_Short task_
From the listing below, pull out the lines that hold "talleres".

_Excerpted records_

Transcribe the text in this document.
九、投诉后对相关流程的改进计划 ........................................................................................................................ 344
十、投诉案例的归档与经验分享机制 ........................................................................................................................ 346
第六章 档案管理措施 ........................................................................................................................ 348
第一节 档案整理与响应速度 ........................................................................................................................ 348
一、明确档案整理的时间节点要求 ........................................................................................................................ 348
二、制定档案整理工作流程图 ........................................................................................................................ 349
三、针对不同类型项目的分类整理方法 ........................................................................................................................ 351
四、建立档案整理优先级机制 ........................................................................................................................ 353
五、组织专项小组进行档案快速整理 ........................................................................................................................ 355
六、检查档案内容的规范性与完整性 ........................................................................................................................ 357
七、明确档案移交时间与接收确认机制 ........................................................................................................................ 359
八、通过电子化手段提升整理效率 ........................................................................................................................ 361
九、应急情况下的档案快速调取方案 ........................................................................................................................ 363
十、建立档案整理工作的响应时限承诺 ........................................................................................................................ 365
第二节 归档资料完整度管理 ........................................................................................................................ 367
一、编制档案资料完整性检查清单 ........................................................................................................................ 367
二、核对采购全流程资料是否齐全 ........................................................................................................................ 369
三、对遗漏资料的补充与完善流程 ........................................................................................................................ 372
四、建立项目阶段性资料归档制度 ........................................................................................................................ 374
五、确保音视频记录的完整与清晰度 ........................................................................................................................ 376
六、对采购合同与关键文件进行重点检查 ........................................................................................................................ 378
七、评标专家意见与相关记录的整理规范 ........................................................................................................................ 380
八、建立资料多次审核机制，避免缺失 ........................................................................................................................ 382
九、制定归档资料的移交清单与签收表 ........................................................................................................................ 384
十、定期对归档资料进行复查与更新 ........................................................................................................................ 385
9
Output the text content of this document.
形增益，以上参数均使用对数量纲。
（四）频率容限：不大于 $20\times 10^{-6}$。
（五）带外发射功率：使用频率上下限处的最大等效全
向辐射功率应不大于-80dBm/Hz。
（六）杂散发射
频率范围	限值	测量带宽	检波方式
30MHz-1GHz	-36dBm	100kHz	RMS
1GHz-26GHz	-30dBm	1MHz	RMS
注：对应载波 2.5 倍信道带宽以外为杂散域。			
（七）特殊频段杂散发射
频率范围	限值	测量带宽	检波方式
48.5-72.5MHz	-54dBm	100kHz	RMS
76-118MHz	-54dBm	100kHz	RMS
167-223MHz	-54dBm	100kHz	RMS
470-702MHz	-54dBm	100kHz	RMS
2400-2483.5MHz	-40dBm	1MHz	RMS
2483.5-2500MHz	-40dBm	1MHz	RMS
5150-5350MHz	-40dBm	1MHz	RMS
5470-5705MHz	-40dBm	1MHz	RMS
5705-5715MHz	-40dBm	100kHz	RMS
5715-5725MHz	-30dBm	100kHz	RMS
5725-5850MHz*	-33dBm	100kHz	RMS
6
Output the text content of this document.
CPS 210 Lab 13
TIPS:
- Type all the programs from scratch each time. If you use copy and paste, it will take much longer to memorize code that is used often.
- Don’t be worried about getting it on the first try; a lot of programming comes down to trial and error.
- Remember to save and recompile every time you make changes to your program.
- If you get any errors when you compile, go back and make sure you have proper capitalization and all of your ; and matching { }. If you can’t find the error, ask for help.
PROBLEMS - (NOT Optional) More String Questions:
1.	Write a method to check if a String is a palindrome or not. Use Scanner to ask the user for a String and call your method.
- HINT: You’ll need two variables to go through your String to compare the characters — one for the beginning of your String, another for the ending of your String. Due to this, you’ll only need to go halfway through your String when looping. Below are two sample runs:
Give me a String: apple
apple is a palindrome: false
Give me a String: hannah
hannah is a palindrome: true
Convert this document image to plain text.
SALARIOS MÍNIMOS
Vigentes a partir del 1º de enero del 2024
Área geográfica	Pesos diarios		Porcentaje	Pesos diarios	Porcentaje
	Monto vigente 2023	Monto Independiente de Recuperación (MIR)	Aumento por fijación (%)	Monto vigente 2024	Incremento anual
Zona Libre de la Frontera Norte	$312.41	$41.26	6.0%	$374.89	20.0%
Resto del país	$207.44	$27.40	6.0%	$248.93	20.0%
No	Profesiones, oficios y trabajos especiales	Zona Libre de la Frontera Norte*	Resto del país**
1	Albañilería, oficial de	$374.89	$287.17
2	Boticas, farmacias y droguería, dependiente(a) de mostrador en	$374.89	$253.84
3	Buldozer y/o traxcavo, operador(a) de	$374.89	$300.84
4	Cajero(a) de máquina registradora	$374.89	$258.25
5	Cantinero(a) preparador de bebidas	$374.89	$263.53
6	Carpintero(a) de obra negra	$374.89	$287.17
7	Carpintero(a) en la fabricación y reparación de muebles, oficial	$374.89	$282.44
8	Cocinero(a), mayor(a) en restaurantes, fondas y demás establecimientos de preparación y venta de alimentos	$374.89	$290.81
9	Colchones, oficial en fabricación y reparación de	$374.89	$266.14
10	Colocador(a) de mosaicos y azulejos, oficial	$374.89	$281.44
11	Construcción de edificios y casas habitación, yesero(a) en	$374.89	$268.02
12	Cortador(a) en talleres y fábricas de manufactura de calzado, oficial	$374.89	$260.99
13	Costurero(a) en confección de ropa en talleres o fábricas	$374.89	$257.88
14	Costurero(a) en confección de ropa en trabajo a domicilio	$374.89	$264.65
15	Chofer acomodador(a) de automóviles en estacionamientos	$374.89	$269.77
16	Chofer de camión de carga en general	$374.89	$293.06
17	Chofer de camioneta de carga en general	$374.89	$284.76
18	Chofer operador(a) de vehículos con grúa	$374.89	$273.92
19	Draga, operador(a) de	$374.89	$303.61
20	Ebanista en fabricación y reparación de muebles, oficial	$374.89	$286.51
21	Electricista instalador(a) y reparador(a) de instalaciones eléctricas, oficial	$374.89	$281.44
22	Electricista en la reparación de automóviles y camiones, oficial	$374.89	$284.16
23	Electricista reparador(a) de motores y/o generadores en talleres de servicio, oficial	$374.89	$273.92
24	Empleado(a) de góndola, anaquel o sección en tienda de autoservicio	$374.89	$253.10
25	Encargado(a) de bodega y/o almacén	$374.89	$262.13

_Exercise output_
12	Cortador(a) en talleres y fábricas de manufactura de calzado, oficial	$374.89	$260.99
13	Costurero(a) en confección de ropa en talleres o fábricas	$374.89	$257.88
23	Electricista reparador(a) de motores y/o generadores en talleres de servicio, oficial	$374.89	$273.92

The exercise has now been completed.